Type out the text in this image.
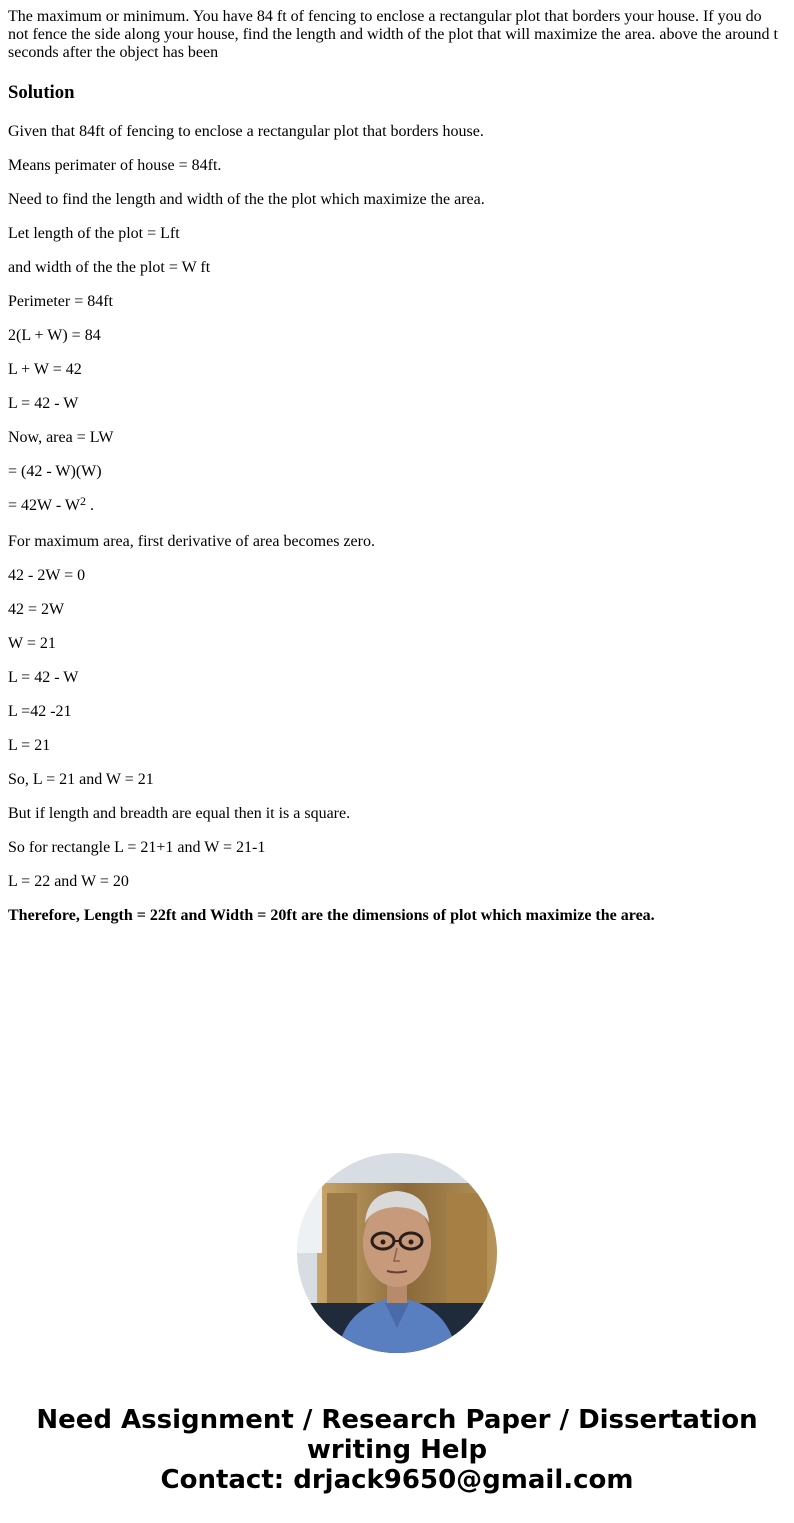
The maximum or minimum. You have 84 ft of fencing to enclose a rectangular plot that borders your house. If you do not fence the side along your house, find the length and width of the plot that will maximize the area. above the around t seconds after the object has been

Solution

Given that 84ft of fencing to enclose a rectangular plot that borders house.

Means perimater of house = 84ft.

Need to find the length and width of the the plot which maximize the area.

Let length of the plot = Lft

and width of the the plot = W ft

Perimeter = 84ft

2(L + W) = 84

L + W = 42

L = 42 - W

Now, area = LW

= (42 - W)(W)

= $42W - W^2$ .

For maximum area, first derivative of area becomes zero.

42 - 2W = 0

42 = 2W

W = 21

L = 42 - W

L =42 -21

L = 21

So, L = 21 and W = 21

But if length and breadth are equal then it is a square.

So for rectangle L = 21+1 and W = 21-1

L = 22 and W = 20

Therefore, Length = 22ft and Width = 20ft are the dimensions of plot which maximize the area.

Need Assignment / Research Paper / Dissertation
writing Help
Contact: drjack9650@gmail.com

•••••

• WORK TO BE COMPLETED: Copy the whole listing above word for word but do not carry over the pictures.

• SOLUTION:
Type out the text in this image.
The maximum or minimum. You have 84 ft of fencing to enclose a rectangular plot that borders your house. If you do not fence the side along your house, find the length and width of the plot that will maximize the area. above the around t seconds after the object has been

Solution

Given that 84ft of fencing to enclose a rectangular plot that borders house.

Means perimater of house = 84ft.

Need to find the length and width of the the plot which maximize the area.

Let length of the plot = Lft

and width of the the plot = W ft

Perimeter = 84ft

2(L + W) = 84

L + W = 42

L = 42 - W

Now, area = LW

= (42 - W)(W)

= $42W - W^2$ .

For maximum area, first derivative of area becomes zero.

42 - 2W = 0

42 = 2W

W = 21

L = 42 - W

L =42 -21

L = 21

So, L = 21 and W = 21

But if length and breadth are equal then it is a square.

So for rectangle L = 21+1 and W = 21-1

L = 22 and W = 20

Therefore, Length = 22ft and Width = 20ft are the dimensions of plot which maximize the area.

Need Assignment / Research Paper / Dissertation
writing Help
Contact: drjack9650@gmail.com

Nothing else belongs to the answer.